Task brief
Pictures stay out of the copy; restate everything else in the material exactly.

Stored records

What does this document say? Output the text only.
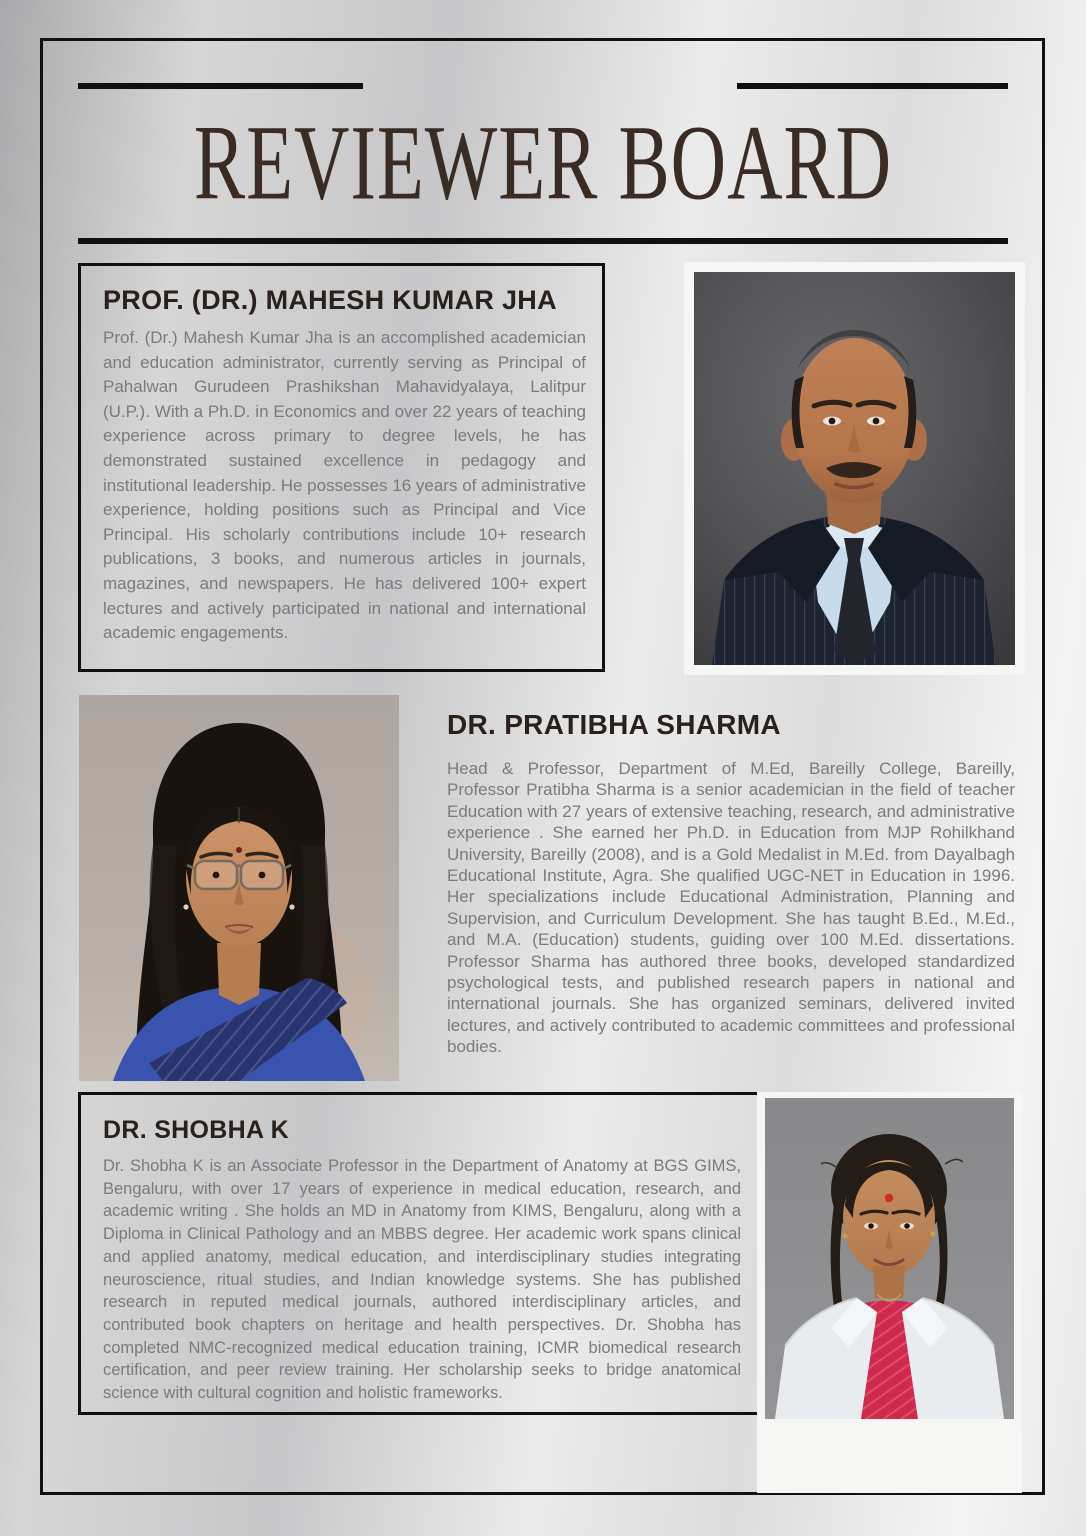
REVIEWER BOARD
PROF. (DR.) MAHESH KUMAR JHA

Prof. (Dr.) Mahesh Kumar Jha is an accomplished academician and education administrator, currently serving as Principal of Pahalwan Gurudeen Prashikshan Mahavidyalaya, Lalitpur (U.P.). With a Ph.D. in Economics and over 22 years of teaching experience across primary to degree levels, he has demonstrated sustained excellence in pedagogy and institutional leadership. He possesses 16 years of administrative experience, holding positions such as Principal and Vice Principal. His scholarly contributions include 10+ research publications, 3 books, and numerous articles in journals, magazines, and newspapers. He has delivered 100+ expert lectures and actively participated in national and international academic engagements.

DR. PRATIBHA SHARMA

Head & Professor, Department of M.Ed, Bareilly College, Bareilly, Professor Pratibha Sharma is a senior academician in the field of teacher Education with 27 years of extensive teaching, research, and administrative experience . She earned her Ph.D. in Education from MJP Rohilkhand University, Bareilly (2008), and is a Gold Medalist in M.Ed. from Dayalbagh Educational Institute, Agra. She qualified UGC-NET in Education in 1996. Her specializations include Educational Administration, Planning and Supervision, and Curriculum Development. She has taught B.Ed., M.Ed., and M.A. (Education) students, guiding over 100 M.Ed. dissertations. Professor Sharma has authored three books, developed standardized psychological tests, and published research papers in national and international journals. She has organized seminars, delivered invited lectures, and actively contributed to academic committees and professional bodies.

DR. SHOBHA K

Dr. Shobha K is an Associate Professor in the Department of Anatomy at BGS GIMS, Bengaluru, with over 17 years of experience in medical education, research, and academic writing . She holds an MD in Anatomy from KIMS, Bengaluru, along with a Diploma in Clinical Pathology and an MBBS degree. Her academic work spans clinical and applied anatomy, medical education, and interdisciplinary studies integrating neuroscience, ritual studies, and Indian knowledge systems. She has published research in reputed medical journals, authored interdisciplinary articles, and contributed book chapters on heritage and health perspectives. Dr. Shobha has completed NMC-recognized medical education training, ICMR biomedical research certification, and peer review training. Her scholarship seeks to bridge anatomical science with cultural cognition and holistic frameworks.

Exercise result
What does this document say? Output the text only.
REVIEWER BOARD
PROF. (DR.) MAHESH KUMAR JHA

Prof. (Dr.) Mahesh Kumar Jha is an accomplished academician and education administrator, currently serving as Principal of Pahalwan Gurudeen Prashikshan Mahavidyalaya, Lalitpur (U.P.). With a Ph.D. in Economics and over 22 years of teaching experience across primary to degree levels, he has demonstrated sustained excellence in pedagogy and institutional leadership. He possesses 16 years of administrative experience, holding positions such as Principal and Vice Principal. His scholarly contributions include 10+ research publications, 3 books, and numerous articles in journals, magazines, and newspapers. He has delivered 100+ expert lectures and actively participated in national and international academic engagements.

DR. PRATIBHA SHARMA

Head & Professor, Department of M.Ed, Bareilly College, Bareilly, Professor Pratibha Sharma is a senior academician in the field of teacher Education with 27 years of extensive teaching, research, and administrative experience . She earned her Ph.D. in Education from MJP Rohilkhand University, Bareilly (2008), and is a Gold Medalist in M.Ed. from Dayalbagh Educational Institute, Agra. She qualified UGC-NET in Education in 1996. Her specializations include Educational Administration, Planning and Supervision, and Curriculum Development. She has taught B.Ed., M.Ed., and M.A. (Education) students, guiding over 100 M.Ed. dissertations. Professor Sharma has authored three books, developed standardized psychological tests, and published research papers in national and international journals. She has organized seminars, delivered invited lectures, and actively contributed to academic committees and professional bodies.

DR. SHOBHA K

Dr. Shobha K is an Associate Professor in the Department of Anatomy at BGS GIMS, Bengaluru, with over 17 years of experience in medical education, research, and academic writing . She holds an MD in Anatomy from KIMS, Bengaluru, along with a Diploma in Clinical Pathology and an MBBS degree. Her academic work spans clinical and applied anatomy, medical education, and interdisciplinary studies integrating neuroscience, ritual studies, and Indian knowledge systems. She has published research in reputed medical journals, authored interdisciplinary articles, and contributed book chapters on heritage and health perspectives. Dr. Shobha has completed NMC-recognized medical education training, ICMR biomedical research certification, and peer review training. Her scholarship seeks to bridge anatomical science with cultural cognition and holistic frameworks.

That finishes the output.